## Task prompt
Your task is to transcribe all the entries exactly, excluding pictures.

─── Entries provided ───

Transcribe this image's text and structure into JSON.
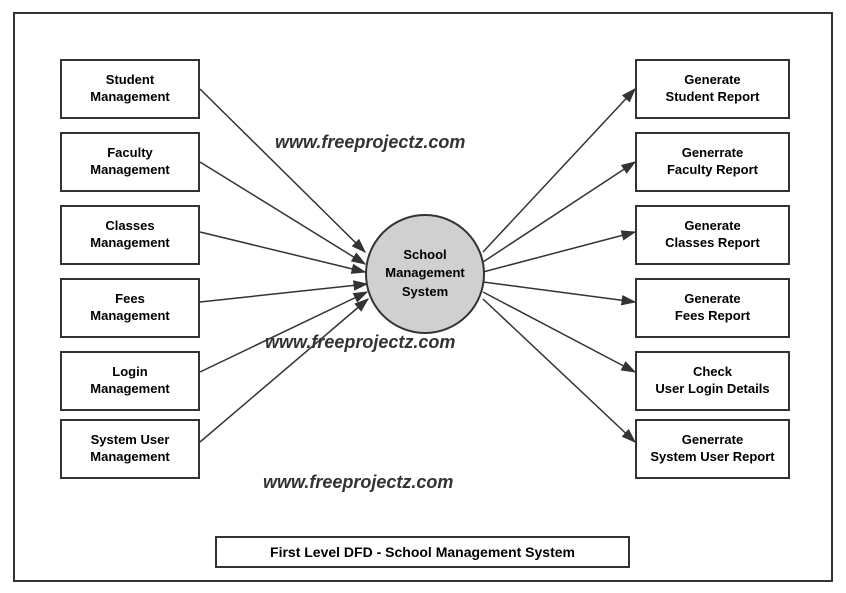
{
  "diagram": {
    "title": "First Level DFD - School Management System",
    "center": {
      "label": "School\nManagement\nSystem"
    },
    "watermarks": [
      "www.freeprojectz.com",
      "www.freeprojectz.com",
      "www.freeprojectz.com"
    ],
    "left_nodes": [
      {
        "id": "student-mgmt",
        "label": "Student\nManagement"
      },
      {
        "id": "faculty-mgmt",
        "label": "Faculty\nManagement"
      },
      {
        "id": "classes-mgmt",
        "label": "Classes\nManagement"
      },
      {
        "id": "fees-mgmt",
        "label": "Fees\nManagement"
      },
      {
        "id": "login-mgmt",
        "label": "Login\nManagement"
      },
      {
        "id": "system-user-mgmt",
        "label": "System User\nManagement"
      }
    ],
    "right_nodes": [
      {
        "id": "gen-student",
        "label": "Generate\nStudent Report"
      },
      {
        "id": "gen-faculty",
        "label": "Generrate\nFaculty Report"
      },
      {
        "id": "gen-classes",
        "label": "Generate\nClasses Report"
      },
      {
        "id": "gen-fees",
        "label": "Generate\nFees Report"
      },
      {
        "id": "check-login",
        "label": "Check\nUser Login Details"
      },
      {
        "id": "gen-system-user",
        "label": "Generrate\nSystem User Report"
      }
    ]
  }
}
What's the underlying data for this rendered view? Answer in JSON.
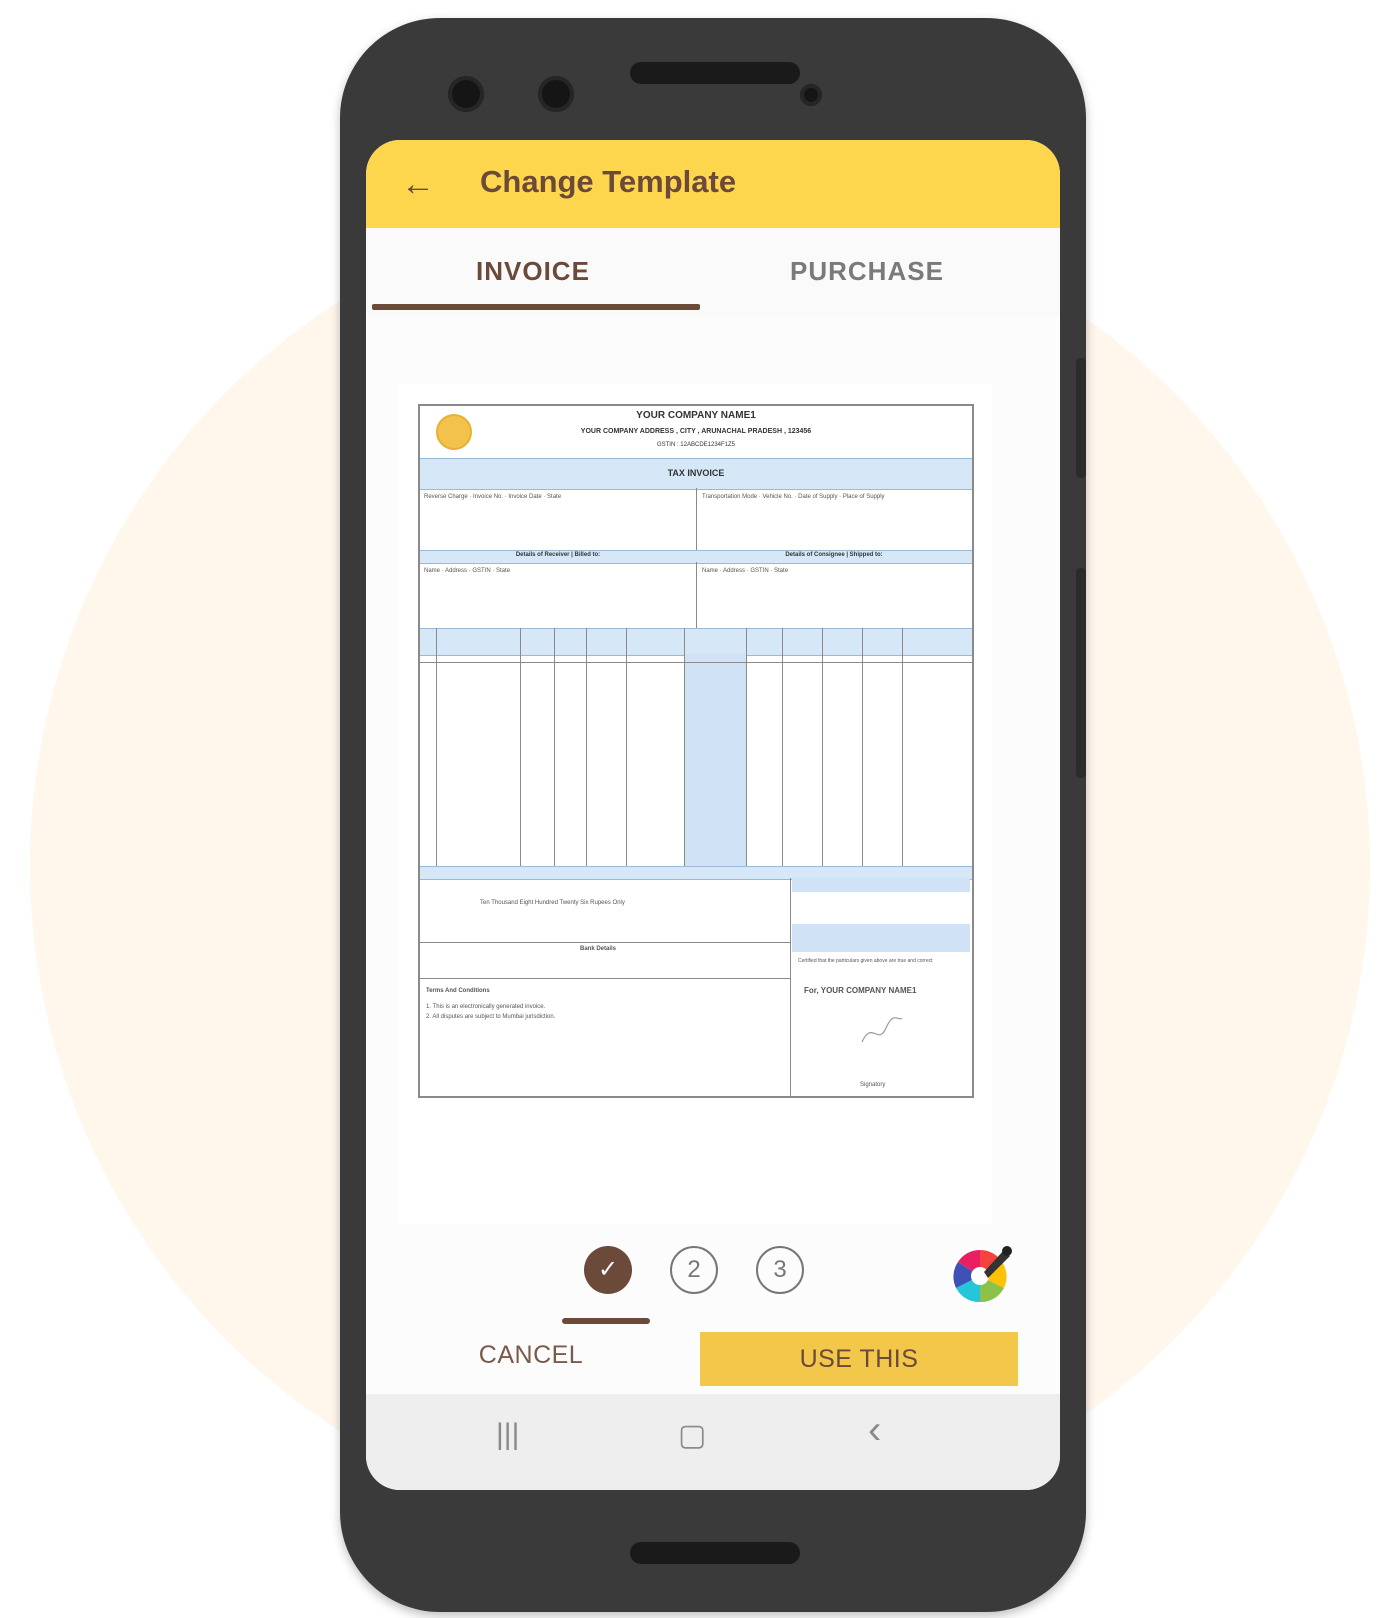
{
  "appbar": {
    "title": "Change Template",
    "back_icon": "arrow-left-icon"
  },
  "tabs": [
    {
      "label": "INVOICE",
      "selected": true
    },
    {
      "label": "PURCHASE",
      "selected": false
    }
  ],
  "template_preview": {
    "company_name": "YOUR COMPANY NAME1",
    "company_address": "YOUR COMPANY ADDRESS , CITY , ARUNACHAL PRADESH , 123456",
    "gstin": "GSTIN : 12ABCDE1234F1Z5",
    "doc_title": "TAX INVOICE",
    "section_left": "Details of Receiver | Billed to:",
    "section_right": "Details of Consignee | Shipped to:",
    "amount_words": "Ten Thousand Eight Hundred Twenty Six Rupees Only",
    "bank_title": "Bank Details",
    "terms_title": "Terms And Conditions",
    "terms": [
      "1. This is an electronically generated invoice.",
      "2. All disputes are subject to Mumbai jurisdiction."
    ],
    "certify": "Certified that the particulars given above are true and correct",
    "for_company": "For, YOUR COMPANY NAME1",
    "signatory": "Signatory"
  },
  "steps": [
    {
      "label": "✓",
      "selected": true
    },
    {
      "label": "2",
      "selected": false
    },
    {
      "label": "3",
      "selected": false
    }
  ],
  "color_picker_icon": "color-wheel-eyedropper-icon",
  "actions": {
    "cancel": "CANCEL",
    "use": "USE THIS"
  },
  "navbar": {
    "recent": "|||",
    "home": "▢",
    "back": "‹"
  },
  "colors": {
    "accent": "#fdd64d",
    "brown": "#6b4a3a",
    "button": "#f2c74a"
  }
}
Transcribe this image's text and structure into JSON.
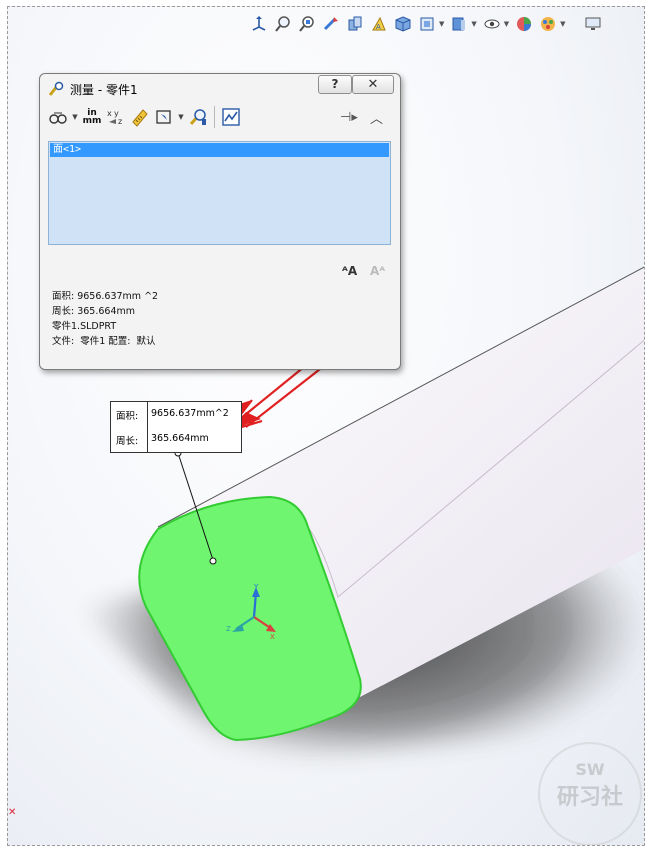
{
  "panel": {
    "title": "测量 - 零件1",
    "help_label": "?",
    "close_label": "✕",
    "unit_button": {
      "top": "in",
      "bottom": "mm"
    },
    "selection_items": [
      "面<1>"
    ],
    "results": [
      "面积: 9656.637mm ^2",
      "周长: 365.664mm",
      "零件1.SLDPRT",
      "文件:  零件1 配置:  默认"
    ]
  },
  "callout": {
    "area_label": "面积:",
    "area_value": "9656.637mm^2",
    "perimeter_label": "周长:",
    "perimeter_value": "365.664mm"
  },
  "triad": {
    "x": "X",
    "y": "Y",
    "z": "Z"
  },
  "watermark": {
    "line1": "SW",
    "line2": "研习社"
  },
  "colors": {
    "selected_face": "#6ff56f",
    "face_edge": "#33cc33",
    "arrow": "#e02020",
    "list_bg": "#cfe2f6",
    "list_selected": "#3399ff"
  }
}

───

## Correct response
Transcribe this image's text and structure into JSON.
{
  "diagram": {
    "title": "First Level DFD - School Management System",
    "center": {
      "label": "School\nManagement\nSystem"
    },
    "watermarks": [
      "www.freeprojectz.com",
      "www.freeprojectz.com",
      "www.freeprojectz.com"
    ],
    "left_nodes": [
      {
        "id": "student-mgmt",
        "label": "Student\nManagement"
      },
      {
        "id": "faculty-mgmt",
        "label": "Faculty\nManagement"
      },
      {
        "id": "classes-mgmt",
        "label": "Classes\nManagement"
      },
      {
        "id": "fees-mgmt",
        "label": "Fees\nManagement"
      },
      {
        "id": "login-mgmt",
        "label": "Login\nManagement"
      },
      {
        "id": "system-user-mgmt",
        "label": "System User\nManagement"
      }
    ],
    "right_nodes": [
      {
        "id": "gen-student",
        "label": "Generate\nStudent Report"
      },
      {
        "id": "gen-faculty",
        "label": "Generrate\nFaculty Report"
      },
      {
        "id": "gen-classes",
        "label": "Generate\nClasses Report"
      },
      {
        "id": "gen-fees",
        "label": "Generate\nFees Report"
      },
      {
        "id": "check-login",
        "label": "Check\nUser Login Details"
      },
      {
        "id": "gen-system-user",
        "label": "Generrate\nSystem User Report"
      }
    ]
  }
}
What's the underlying data for this rendered view? Answer in JSON.
{
  "appbar": {
    "title": "Change Template",
    "back_icon": "arrow-left-icon"
  },
  "tabs": [
    {
      "label": "INVOICE",
      "selected": true
    },
    {
      "label": "PURCHASE",
      "selected": false
    }
  ],
  "template_preview": {
    "company_name": "YOUR COMPANY NAME1",
    "company_address": "YOUR COMPANY ADDRESS , CITY , ARUNACHAL PRADESH , 123456",
    "gstin": "GSTIN : 12ABCDE1234F1Z5",
    "doc_title": "TAX INVOICE",
    "section_left": "Details of Receiver | Billed to:",
    "section_right": "Details of Consignee | Shipped to:",
    "amount_words": "Ten Thousand Eight Hundred Twenty Six Rupees Only",
    "bank_title": "Bank Details",
    "terms_title": "Terms And Conditions",
    "terms": [
      "1. This is an electronically generated invoice.",
      "2. All disputes are subject to Mumbai jurisdiction."
    ],
    "certify": "Certified that the particulars given above are true and correct",
    "for_company": "For, YOUR COMPANY NAME1",
    "signatory": "Signatory"
  },
  "steps": [
    {
      "label": "✓",
      "selected": true
    },
    {
      "label": "2",
      "selected": false
    },
    {
      "label": "3",
      "selected": false
    }
  ],
  "color_picker_icon": "color-wheel-eyedropper-icon",
  "actions": {
    "cancel": "CANCEL",
    "use": "USE THIS"
  },
  "navbar": {
    "recent": "|||",
    "home": "▢",
    "back": "‹"
  },
  "colors": {
    "accent": "#fdd64d",
    "brown": "#6b4a3a",
    "button": "#f2c74a"
  }
}
Transcribe this image's text and structure into JSON.
{
  "panel": {
    "title": "测量 - 零件1",
    "help_label": "?",
    "close_label": "✕",
    "unit_button": {
      "top": "in",
      "bottom": "mm"
    },
    "selection_items": [
      "面<1>"
    ],
    "results": [
      "面积: 9656.637mm ^2",
      "周长: 365.664mm",
      "零件1.SLDPRT",
      "文件:  零件1 配置:  默认"
    ]
  },
  "callout": {
    "area_label": "面积:",
    "area_value": "9656.637mm^2",
    "perimeter_label": "周长:",
    "perimeter_value": "365.664mm"
  },
  "triad": {
    "x": "X",
    "y": "Y",
    "z": "Z"
  },
  "watermark": {
    "line1": "SW",
    "line2": "研习社"
  },
  "colors": {
    "selected_face": "#6ff56f",
    "face_edge": "#33cc33",
    "arrow": "#e02020",
    "list_bg": "#cfe2f6",
    "list_selected": "#3399ff"
  }
}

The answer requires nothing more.